> **TASK GOAL**
Reproduce the records below exactly as they appear, omitting any pictures they contain.

[Data tied to figure images]

....

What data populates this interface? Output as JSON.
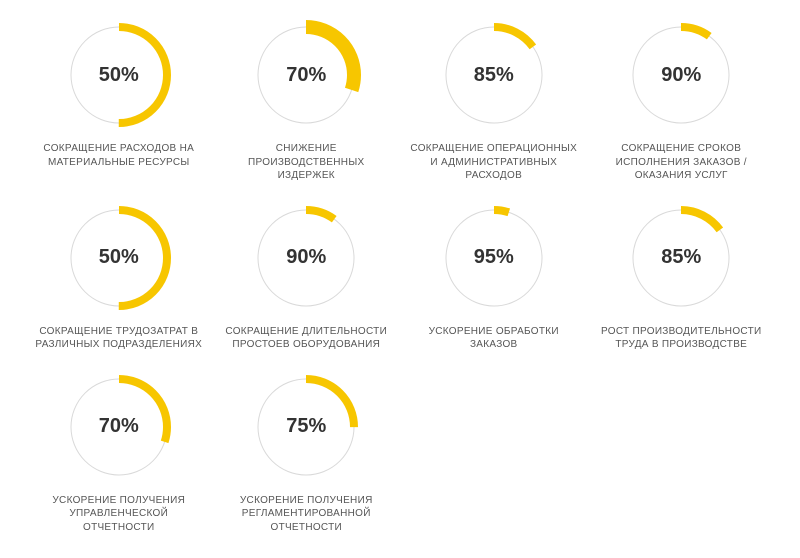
{
  "chart": {
    "type": "donut-grid",
    "columns": 4,
    "background_color": "#ffffff",
    "ring_background_color": "#d9d9d9",
    "accent_color": "#f7c600",
    "value_text_color": "#333333",
    "caption_text_color": "#555555",
    "value_fontsize": 20,
    "caption_fontsize": 10,
    "ring_radius": 48,
    "ring_stroke_width": 8,
    "thick_stroke_width": 14
  },
  "metrics": [
    {
      "value": 50,
      "display": "50%",
      "caption": "СОКРАЩЕНИЕ РАСХОДОВ НА МАТЕРИАЛЬНЫЕ РЕСУРСЫ",
      "thick": false
    },
    {
      "value": 70,
      "display": "70%",
      "caption": "СНИЖЕНИЕ ПРОИЗВОДСТВЕННЫХ ИЗДЕРЖЕК",
      "thick": true
    },
    {
      "value": 85,
      "display": "85%",
      "caption": "СОКРАЩЕНИЕ ОПЕРАЦИОННЫХ И АДМИНИСТРАТИВНЫХ РАСХОДОВ",
      "thick": false
    },
    {
      "value": 90,
      "display": "90%",
      "caption": "СОКРАЩЕНИЕ СРОКОВ ИСПОЛНЕНИЯ ЗАКАЗОВ / ОКАЗАНИЯ УСЛУГ",
      "thick": false
    },
    {
      "value": 50,
      "display": "50%",
      "caption": "СОКРАЩЕНИЕ ТРУДОЗАТРАТ В РАЗЛИЧНЫХ ПОДРАЗДЕЛЕНИЯХ",
      "thick": false
    },
    {
      "value": 90,
      "display": "90%",
      "caption": "СОКРАЩЕНИЕ ДЛИТЕЛЬНОСТИ ПРОСТОЕВ ОБОРУДОВАНИЯ",
      "thick": false
    },
    {
      "value": 95,
      "display": "95%",
      "caption": "УСКОРЕНИЕ ОБРАБОТКИ ЗАКАЗОВ",
      "thick": false
    },
    {
      "value": 85,
      "display": "85%",
      "caption": "РОСТ ПРОИЗВОДИТЕЛЬНОСТИ ТРУДА В ПРОИЗВОДСТВЕ",
      "thick": false
    },
    {
      "value": 70,
      "display": "70%",
      "caption": "УСКОРЕНИЕ ПОЛУЧЕНИЯ УПРАВЛЕНЧЕСКОЙ ОТЧЕТНОСТИ",
      "thick": false
    },
    {
      "value": 75,
      "display": "75%",
      "caption": "УСКОРЕНИЕ ПОЛУЧЕНИЯ РЕГЛАМЕНТИРОВАННОЙ ОТЧЕТНОСТИ",
      "thick": false
    }
  ]
}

....

> **FULL RESPONSE**
What data populates this interface? Output as JSON.
{
  "chart": {
    "type": "donut-grid",
    "columns": 4,
    "background_color": "#ffffff",
    "ring_background_color": "#d9d9d9",
    "accent_color": "#f7c600",
    "value_text_color": "#333333",
    "caption_text_color": "#555555",
    "value_fontsize": 20,
    "caption_fontsize": 10,
    "ring_radius": 48,
    "ring_stroke_width": 8,
    "thick_stroke_width": 14
  },
  "metrics": [
    {
      "value": 50,
      "display": "50%",
      "caption": "СОКРАЩЕНИЕ РАСХОДОВ НА МАТЕРИАЛЬНЫЕ РЕСУРСЫ",
      "thick": false
    },
    {
      "value": 70,
      "display": "70%",
      "caption": "СНИЖЕНИЕ ПРОИЗВОДСТВЕННЫХ ИЗДЕРЖЕК",
      "thick": true
    },
    {
      "value": 85,
      "display": "85%",
      "caption": "СОКРАЩЕНИЕ ОПЕРАЦИОННЫХ И АДМИНИСТРАТИВНЫХ РАСХОДОВ",
      "thick": false
    },
    {
      "value": 90,
      "display": "90%",
      "caption": "СОКРАЩЕНИЕ СРОКОВ ИСПОЛНЕНИЯ ЗАКАЗОВ / ОКАЗАНИЯ УСЛУГ",
      "thick": false
    },
    {
      "value": 50,
      "display": "50%",
      "caption": "СОКРАЩЕНИЕ ТРУДОЗАТРАТ В РАЗЛИЧНЫХ ПОДРАЗДЕЛЕНИЯХ",
      "thick": false
    },
    {
      "value": 90,
      "display": "90%",
      "caption": "СОКРАЩЕНИЕ ДЛИТЕЛЬНОСТИ ПРОСТОЕВ ОБОРУДОВАНИЯ",
      "thick": false
    },
    {
      "value": 95,
      "display": "95%",
      "caption": "УСКОРЕНИЕ ОБРАБОТКИ ЗАКАЗОВ",
      "thick": false
    },
    {
      "value": 85,
      "display": "85%",
      "caption": "РОСТ ПРОИЗВОДИТЕЛЬНОСТИ ТРУДА В ПРОИЗВОДСТВЕ",
      "thick": false
    },
    {
      "value": 70,
      "display": "70%",
      "caption": "УСКОРЕНИЕ ПОЛУЧЕНИЯ УПРАВЛЕНЧЕСКОЙ ОТЧЕТНОСТИ",
      "thick": false
    },
    {
      "value": 75,
      "display": "75%",
      "caption": "УСКОРЕНИЕ ПОЛУЧЕНИЯ РЕГЛАМЕНТИРОВАННОЙ ОТЧЕТНОСТИ",
      "thick": false
    }
  ]
}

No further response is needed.